Given problem: The entries below are to be written out again without alteration.

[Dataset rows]
·····

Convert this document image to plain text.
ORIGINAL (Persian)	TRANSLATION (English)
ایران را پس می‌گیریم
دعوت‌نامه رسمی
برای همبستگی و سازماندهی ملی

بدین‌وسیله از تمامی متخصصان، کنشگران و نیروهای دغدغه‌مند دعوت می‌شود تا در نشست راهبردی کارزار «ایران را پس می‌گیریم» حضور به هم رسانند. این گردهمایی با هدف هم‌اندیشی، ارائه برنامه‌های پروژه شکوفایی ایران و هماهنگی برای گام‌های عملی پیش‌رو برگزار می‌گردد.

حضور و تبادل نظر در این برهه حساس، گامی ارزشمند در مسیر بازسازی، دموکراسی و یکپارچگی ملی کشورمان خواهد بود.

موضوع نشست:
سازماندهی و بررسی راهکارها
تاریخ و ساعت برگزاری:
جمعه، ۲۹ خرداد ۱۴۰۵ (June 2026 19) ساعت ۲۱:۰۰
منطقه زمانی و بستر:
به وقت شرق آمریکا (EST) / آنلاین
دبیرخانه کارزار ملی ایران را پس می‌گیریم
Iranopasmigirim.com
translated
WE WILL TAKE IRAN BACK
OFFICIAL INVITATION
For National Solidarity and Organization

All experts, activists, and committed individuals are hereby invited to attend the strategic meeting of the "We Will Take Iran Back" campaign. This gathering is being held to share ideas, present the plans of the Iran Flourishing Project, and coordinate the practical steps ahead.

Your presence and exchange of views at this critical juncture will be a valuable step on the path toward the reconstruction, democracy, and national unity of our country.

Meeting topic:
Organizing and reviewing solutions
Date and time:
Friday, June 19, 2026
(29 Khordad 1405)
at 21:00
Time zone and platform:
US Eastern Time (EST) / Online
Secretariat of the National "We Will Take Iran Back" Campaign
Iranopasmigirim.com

·····

Answer to the exercise:
Convert this document image to plain text.
ORIGINAL (Persian)	TRANSLATION (English)
ایران را پس می‌گیریم
دعوت‌نامه رسمی
برای همبستگی و سازماندهی ملی

بدین‌وسیله از تمامی متخصصان، کنشگران و نیروهای دغدغه‌مند دعوت می‌شود تا در نشست راهبردی کارزار «ایران را پس می‌گیریم» حضور به هم رسانند. این گردهمایی با هدف هم‌اندیشی، ارائه برنامه‌های پروژه شکوفایی ایران و هماهنگی برای گام‌های عملی پیش‌رو برگزار می‌گردد.

حضور و تبادل نظر در این برهه حساس، گامی ارزشمند در مسیر بازسازی، دموکراسی و یکپارچگی ملی کشورمان خواهد بود.

موضوع نشست:
سازماندهی و بررسی راهکارها
تاریخ و ساعت برگزاری:
جمعه، ۲۹ خرداد ۱۴۰۵ (June 2026 19) ساعت ۲۱:۰۰
منطقه زمانی و بستر:
به وقت شرق آمریکا (EST) / آنلاین
دبیرخانه کارزار ملی ایران را پس می‌گیریم
Iranopasmigirim.com
translated
WE WILL TAKE IRAN BACK
OFFICIAL INVITATION
For National Solidarity and Organization

All experts, activists, and committed individuals are hereby invited to attend the strategic meeting of the "We Will Take Iran Back" campaign. This gathering is being held to share ideas, present the plans of the Iran Flourishing Project, and coordinate the practical steps ahead.

Your presence and exchange of views at this critical juncture will be a valuable step on the path toward the reconstruction, democracy, and national unity of our country.

Meeting topic:
Organizing and reviewing solutions
Date and time:
Friday, June 19, 2026
(29 Khordad 1405)
at 21:00
Time zone and platform:
US Eastern Time (EST) / Online
Secretariat of the National "We Will Take Iran Back" Campaign
Iranopasmigirim.com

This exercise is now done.